**Problem to work on**
Every entry that follows should be repeated exactly; drop the images.

**Dataset records on visual material**
====

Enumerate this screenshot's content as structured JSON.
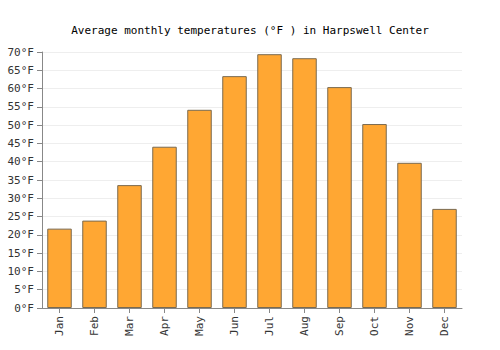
{
  "chart_data": {
    "type": "bar",
    "title": "Average monthly temperatures (°F ) in Harpswell Center",
    "categories": [
      "Jan",
      "Feb",
      "Mar",
      "Apr",
      "May",
      "Jun",
      "Jul",
      "Aug",
      "Sep",
      "Oct",
      "Nov",
      "Dec"
    ],
    "values": [
      21.7,
      23.9,
      33.6,
      44.1,
      54.2,
      63.4,
      69.4,
      68.3,
      60.4,
      50.3,
      39.7,
      27.1
    ],
    "color": "#ffa733",
    "ylim": [
      0,
      70
    ],
    "yticks": [
      {
        "value": 0,
        "label": "0°F"
      },
      {
        "value": 5,
        "label": "5°F"
      },
      {
        "value": 10,
        "label": "10°F"
      },
      {
        "value": 15,
        "label": "15°F"
      },
      {
        "value": 20,
        "label": "20°F"
      },
      {
        "value": 25,
        "label": "25°F"
      },
      {
        "value": 30,
        "label": "30°F"
      },
      {
        "value": 35,
        "label": "35°F"
      },
      {
        "value": 40,
        "label": "40°F"
      },
      {
        "value": 45,
        "label": "45°F"
      },
      {
        "value": 50,
        "label": "50°F"
      },
      {
        "value": 55,
        "label": "55°F"
      },
      {
        "value": 60,
        "label": "60°F"
      },
      {
        "value": 65,
        "label": "65°F"
      },
      {
        "value": 70,
        "label": "70°F"
      }
    ],
    "grid": true
  }
}
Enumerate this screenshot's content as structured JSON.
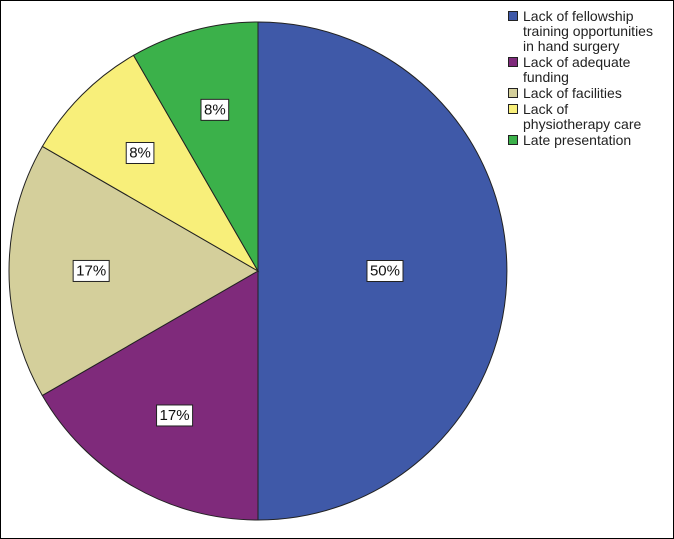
{
  "chart_data": {
    "type": "pie",
    "title": "",
    "start_angle_deg": 0,
    "direction": "clockwise",
    "slices": [
      {
        "label": "Lack of fellowship training opportunities in hand surgery",
        "value": 50,
        "display": "50%",
        "color": "#3f59a8"
      },
      {
        "label": "Lack of adequate funding",
        "value": 16.67,
        "display": "17%",
        "color": "#7f2a7b"
      },
      {
        "label": "Lack of facilities",
        "value": 16.67,
        "display": "17%",
        "color": "#d4cf9b"
      },
      {
        "label": "Lack of physiotherapy care",
        "value": 8.33,
        "display": "8%",
        "color": "#f8ef7a"
      },
      {
        "label": "Late presentation",
        "value": 8.33,
        "display": "8%",
        "color": "#3bb14a"
      }
    ],
    "legend": {
      "position": "top-right",
      "lines": [
        [
          "Lack of fellowship",
          "training opportunities",
          "in hand surgery"
        ],
        [
          "Lack of adequate",
          "funding"
        ],
        [
          "Lack of facilities"
        ],
        [
          "Lack of",
          "physiotherapy care"
        ],
        [
          "Late presentation"
        ]
      ]
    }
  }
}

====

**Task response**
Enumerate this screenshot's content as structured JSON.
{
  "chart_data": {
    "type": "bar",
    "title": "Average monthly temperatures (°F ) in Harpswell Center",
    "categories": [
      "Jan",
      "Feb",
      "Mar",
      "Apr",
      "May",
      "Jun",
      "Jul",
      "Aug",
      "Sep",
      "Oct",
      "Nov",
      "Dec"
    ],
    "values": [
      21.7,
      23.9,
      33.6,
      44.1,
      54.2,
      63.4,
      69.4,
      68.3,
      60.4,
      50.3,
      39.7,
      27.1
    ],
    "color": "#ffa733",
    "ylim": [
      0,
      70
    ],
    "yticks": [
      {
        "value": 0,
        "label": "0°F"
      },
      {
        "value": 5,
        "label": "5°F"
      },
      {
        "value": 10,
        "label": "10°F"
      },
      {
        "value": 15,
        "label": "15°F"
      },
      {
        "value": 20,
        "label": "20°F"
      },
      {
        "value": 25,
        "label": "25°F"
      },
      {
        "value": 30,
        "label": "30°F"
      },
      {
        "value": 35,
        "label": "35°F"
      },
      {
        "value": 40,
        "label": "40°F"
      },
      {
        "value": 45,
        "label": "45°F"
      },
      {
        "value": 50,
        "label": "50°F"
      },
      {
        "value": 55,
        "label": "55°F"
      },
      {
        "value": 60,
        "label": "60°F"
      },
      {
        "value": 65,
        "label": "65°F"
      },
      {
        "value": 70,
        "label": "70°F"
      }
    ],
    "grid": true
  }
}
Enumerate this screenshot's content as structured JSON.
{
  "chart_data": {
    "type": "pie",
    "title": "",
    "start_angle_deg": 0,
    "direction": "clockwise",
    "slices": [
      {
        "label": "Lack of fellowship training opportunities in hand surgery",
        "value": 50,
        "display": "50%",
        "color": "#3f59a8"
      },
      {
        "label": "Lack of adequate funding",
        "value": 16.67,
        "display": "17%",
        "color": "#7f2a7b"
      },
      {
        "label": "Lack of facilities",
        "value": 16.67,
        "display": "17%",
        "color": "#d4cf9b"
      },
      {
        "label": "Lack of physiotherapy care",
        "value": 8.33,
        "display": "8%",
        "color": "#f8ef7a"
      },
      {
        "label": "Late presentation",
        "value": 8.33,
        "display": "8%",
        "color": "#3bb14a"
      }
    ],
    "legend": {
      "position": "top-right",
      "lines": [
        [
          "Lack of fellowship",
          "training opportunities",
          "in hand surgery"
        ],
        [
          "Lack of adequate",
          "funding"
        ],
        [
          "Lack of facilities"
        ],
        [
          "Lack of",
          "physiotherapy care"
        ],
        [
          "Late presentation"
        ]
      ]
    }
  }
}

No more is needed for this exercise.